(Collected data)
§
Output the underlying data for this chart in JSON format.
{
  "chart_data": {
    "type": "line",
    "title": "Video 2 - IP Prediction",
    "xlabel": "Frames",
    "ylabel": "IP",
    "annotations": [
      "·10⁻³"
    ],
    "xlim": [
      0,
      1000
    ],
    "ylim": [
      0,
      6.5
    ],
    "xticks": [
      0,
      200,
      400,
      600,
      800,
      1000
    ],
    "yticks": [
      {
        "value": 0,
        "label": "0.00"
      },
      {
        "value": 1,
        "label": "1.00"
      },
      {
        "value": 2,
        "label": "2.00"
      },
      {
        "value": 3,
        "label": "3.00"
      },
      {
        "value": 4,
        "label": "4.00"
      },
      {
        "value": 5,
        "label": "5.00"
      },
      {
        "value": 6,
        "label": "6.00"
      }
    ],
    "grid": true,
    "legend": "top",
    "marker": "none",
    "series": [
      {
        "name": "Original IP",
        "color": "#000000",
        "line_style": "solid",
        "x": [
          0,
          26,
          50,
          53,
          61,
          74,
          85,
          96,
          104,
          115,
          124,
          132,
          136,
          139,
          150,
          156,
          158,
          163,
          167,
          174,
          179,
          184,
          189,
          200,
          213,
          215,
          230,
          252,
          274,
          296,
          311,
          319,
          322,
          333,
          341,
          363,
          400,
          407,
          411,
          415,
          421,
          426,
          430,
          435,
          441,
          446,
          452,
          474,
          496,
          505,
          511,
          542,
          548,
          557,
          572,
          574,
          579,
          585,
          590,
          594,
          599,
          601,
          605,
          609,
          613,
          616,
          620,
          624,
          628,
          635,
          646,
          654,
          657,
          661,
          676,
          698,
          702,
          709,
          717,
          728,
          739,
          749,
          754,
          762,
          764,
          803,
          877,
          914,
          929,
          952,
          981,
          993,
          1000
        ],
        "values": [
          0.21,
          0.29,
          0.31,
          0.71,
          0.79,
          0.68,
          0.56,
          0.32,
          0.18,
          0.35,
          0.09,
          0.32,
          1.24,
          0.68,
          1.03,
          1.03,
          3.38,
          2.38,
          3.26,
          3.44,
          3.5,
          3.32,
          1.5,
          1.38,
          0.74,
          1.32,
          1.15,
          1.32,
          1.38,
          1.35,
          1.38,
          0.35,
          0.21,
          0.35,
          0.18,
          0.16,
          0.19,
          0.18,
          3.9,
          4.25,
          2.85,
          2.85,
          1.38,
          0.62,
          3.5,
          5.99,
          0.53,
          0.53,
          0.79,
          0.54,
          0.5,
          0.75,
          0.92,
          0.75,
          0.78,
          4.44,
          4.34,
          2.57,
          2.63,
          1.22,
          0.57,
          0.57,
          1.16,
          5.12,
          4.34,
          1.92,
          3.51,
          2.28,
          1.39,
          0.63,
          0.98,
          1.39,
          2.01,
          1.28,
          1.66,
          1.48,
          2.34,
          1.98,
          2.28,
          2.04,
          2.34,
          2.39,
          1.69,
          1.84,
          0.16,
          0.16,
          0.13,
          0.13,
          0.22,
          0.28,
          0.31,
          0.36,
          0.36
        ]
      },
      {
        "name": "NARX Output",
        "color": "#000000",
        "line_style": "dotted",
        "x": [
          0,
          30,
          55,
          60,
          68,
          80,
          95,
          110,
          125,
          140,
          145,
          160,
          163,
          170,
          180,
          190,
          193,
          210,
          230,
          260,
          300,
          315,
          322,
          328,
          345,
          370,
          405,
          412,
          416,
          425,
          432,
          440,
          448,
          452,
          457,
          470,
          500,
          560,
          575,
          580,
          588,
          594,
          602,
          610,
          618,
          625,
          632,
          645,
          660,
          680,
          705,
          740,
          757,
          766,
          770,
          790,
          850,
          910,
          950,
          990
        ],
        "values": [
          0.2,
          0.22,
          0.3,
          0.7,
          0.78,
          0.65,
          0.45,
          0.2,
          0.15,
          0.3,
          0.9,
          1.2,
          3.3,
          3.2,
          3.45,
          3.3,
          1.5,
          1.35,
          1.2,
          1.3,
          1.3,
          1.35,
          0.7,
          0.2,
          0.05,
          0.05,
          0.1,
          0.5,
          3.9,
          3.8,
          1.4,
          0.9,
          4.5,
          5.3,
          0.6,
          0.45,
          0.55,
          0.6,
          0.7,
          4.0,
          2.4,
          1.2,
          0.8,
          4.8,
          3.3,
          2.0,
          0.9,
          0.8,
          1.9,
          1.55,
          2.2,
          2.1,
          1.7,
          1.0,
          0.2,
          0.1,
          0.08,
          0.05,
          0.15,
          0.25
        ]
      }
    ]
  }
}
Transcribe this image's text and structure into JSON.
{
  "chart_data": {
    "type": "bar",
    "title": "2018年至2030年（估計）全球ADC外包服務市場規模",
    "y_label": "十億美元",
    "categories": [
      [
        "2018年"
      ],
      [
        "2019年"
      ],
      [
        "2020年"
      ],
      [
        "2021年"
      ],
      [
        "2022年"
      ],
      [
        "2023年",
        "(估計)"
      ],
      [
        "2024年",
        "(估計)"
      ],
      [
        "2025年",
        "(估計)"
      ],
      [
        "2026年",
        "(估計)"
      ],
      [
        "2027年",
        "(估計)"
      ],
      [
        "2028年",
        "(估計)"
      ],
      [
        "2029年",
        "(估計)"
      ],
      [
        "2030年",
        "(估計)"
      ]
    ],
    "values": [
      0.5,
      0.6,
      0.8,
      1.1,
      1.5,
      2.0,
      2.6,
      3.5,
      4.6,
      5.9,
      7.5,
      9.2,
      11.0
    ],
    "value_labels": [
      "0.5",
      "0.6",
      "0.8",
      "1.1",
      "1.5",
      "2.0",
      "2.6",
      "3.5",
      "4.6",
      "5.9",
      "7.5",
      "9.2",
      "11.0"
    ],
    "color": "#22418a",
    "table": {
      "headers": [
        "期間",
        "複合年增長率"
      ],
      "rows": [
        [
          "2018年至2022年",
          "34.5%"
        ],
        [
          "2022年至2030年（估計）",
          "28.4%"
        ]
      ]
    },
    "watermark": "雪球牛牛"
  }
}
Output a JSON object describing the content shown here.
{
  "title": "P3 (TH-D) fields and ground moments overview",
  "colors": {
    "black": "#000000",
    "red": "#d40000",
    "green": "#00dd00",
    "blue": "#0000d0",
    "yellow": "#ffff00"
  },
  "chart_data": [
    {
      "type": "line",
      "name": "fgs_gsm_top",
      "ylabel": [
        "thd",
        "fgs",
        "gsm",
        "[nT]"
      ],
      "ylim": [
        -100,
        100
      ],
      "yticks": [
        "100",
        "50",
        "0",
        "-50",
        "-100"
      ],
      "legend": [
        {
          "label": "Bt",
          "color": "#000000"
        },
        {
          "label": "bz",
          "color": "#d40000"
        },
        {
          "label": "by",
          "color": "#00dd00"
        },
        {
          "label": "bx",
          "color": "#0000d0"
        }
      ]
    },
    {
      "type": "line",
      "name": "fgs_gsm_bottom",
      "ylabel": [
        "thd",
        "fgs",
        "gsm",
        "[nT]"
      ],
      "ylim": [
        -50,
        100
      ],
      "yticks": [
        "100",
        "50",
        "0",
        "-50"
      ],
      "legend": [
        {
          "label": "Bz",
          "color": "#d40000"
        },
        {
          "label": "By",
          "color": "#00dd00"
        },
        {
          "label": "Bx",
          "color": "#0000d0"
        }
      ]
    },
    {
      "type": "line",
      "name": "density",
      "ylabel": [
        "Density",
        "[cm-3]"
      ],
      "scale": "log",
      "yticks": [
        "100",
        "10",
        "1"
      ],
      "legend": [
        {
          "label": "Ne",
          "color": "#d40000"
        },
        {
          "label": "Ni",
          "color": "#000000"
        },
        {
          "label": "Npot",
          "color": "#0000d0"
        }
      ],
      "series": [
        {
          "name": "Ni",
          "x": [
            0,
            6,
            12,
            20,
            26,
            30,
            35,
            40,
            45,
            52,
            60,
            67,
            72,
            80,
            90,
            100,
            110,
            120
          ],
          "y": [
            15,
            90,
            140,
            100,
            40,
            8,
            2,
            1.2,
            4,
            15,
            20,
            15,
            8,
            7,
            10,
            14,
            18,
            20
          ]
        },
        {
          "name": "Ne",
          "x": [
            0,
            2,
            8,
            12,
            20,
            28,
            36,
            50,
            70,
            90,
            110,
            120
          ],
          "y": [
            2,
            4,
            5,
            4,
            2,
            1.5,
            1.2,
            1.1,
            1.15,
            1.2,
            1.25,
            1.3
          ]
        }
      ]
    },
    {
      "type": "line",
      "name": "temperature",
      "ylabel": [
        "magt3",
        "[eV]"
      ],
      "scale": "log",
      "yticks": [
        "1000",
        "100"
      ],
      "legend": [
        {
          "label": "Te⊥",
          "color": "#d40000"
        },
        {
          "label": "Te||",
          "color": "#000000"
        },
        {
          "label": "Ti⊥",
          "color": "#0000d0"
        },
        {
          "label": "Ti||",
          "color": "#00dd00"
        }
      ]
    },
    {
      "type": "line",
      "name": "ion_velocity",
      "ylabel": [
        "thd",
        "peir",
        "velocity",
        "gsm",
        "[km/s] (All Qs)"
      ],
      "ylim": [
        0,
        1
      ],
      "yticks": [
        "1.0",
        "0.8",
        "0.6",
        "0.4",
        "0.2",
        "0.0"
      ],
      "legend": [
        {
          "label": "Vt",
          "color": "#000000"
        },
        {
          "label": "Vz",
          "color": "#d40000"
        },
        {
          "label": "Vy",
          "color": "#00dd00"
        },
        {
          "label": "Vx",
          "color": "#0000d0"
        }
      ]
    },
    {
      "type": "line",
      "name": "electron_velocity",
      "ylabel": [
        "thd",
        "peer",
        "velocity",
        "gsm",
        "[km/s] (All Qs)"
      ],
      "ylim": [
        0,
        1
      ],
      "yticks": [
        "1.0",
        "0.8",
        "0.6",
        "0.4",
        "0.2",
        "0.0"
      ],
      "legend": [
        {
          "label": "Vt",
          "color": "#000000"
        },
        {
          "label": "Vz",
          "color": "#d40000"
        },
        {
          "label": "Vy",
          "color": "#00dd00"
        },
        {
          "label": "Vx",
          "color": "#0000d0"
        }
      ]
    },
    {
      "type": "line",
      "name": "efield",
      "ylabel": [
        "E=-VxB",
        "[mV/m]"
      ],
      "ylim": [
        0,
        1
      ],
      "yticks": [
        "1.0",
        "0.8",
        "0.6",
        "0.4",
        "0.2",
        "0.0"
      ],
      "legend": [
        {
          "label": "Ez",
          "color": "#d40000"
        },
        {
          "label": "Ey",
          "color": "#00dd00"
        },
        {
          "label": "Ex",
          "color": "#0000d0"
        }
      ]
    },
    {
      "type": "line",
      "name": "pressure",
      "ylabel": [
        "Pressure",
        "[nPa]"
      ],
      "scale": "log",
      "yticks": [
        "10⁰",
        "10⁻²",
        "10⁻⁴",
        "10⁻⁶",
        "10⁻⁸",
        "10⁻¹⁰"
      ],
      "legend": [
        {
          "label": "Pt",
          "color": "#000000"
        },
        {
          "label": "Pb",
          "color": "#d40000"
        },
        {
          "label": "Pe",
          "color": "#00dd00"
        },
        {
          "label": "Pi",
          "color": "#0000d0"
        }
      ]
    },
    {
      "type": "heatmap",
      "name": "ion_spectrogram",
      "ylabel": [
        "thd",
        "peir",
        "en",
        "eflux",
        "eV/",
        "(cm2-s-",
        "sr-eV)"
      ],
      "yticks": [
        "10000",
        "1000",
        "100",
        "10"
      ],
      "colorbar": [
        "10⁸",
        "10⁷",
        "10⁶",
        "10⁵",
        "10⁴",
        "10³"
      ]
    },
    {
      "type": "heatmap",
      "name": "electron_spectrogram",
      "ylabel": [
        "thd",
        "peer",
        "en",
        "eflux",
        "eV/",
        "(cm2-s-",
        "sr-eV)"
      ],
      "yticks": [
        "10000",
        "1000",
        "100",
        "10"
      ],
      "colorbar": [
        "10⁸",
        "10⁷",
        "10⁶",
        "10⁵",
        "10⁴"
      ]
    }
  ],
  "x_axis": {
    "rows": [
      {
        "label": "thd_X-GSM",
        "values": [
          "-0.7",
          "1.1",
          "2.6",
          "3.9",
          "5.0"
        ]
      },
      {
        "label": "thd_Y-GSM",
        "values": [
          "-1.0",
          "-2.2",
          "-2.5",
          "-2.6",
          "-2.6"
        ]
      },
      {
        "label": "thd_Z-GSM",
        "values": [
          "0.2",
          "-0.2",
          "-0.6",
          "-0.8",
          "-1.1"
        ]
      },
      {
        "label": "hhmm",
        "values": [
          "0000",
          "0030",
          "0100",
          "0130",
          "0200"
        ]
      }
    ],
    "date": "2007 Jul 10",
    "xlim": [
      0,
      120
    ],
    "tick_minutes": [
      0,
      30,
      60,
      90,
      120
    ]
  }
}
§
PROBLEM DESCRIPTION
Set out every line from the material that contains the string "this".

WORKED SOLUTION
Output the underlying data for this chart in JSON format.
Transcribe this image's text and structure into JSON.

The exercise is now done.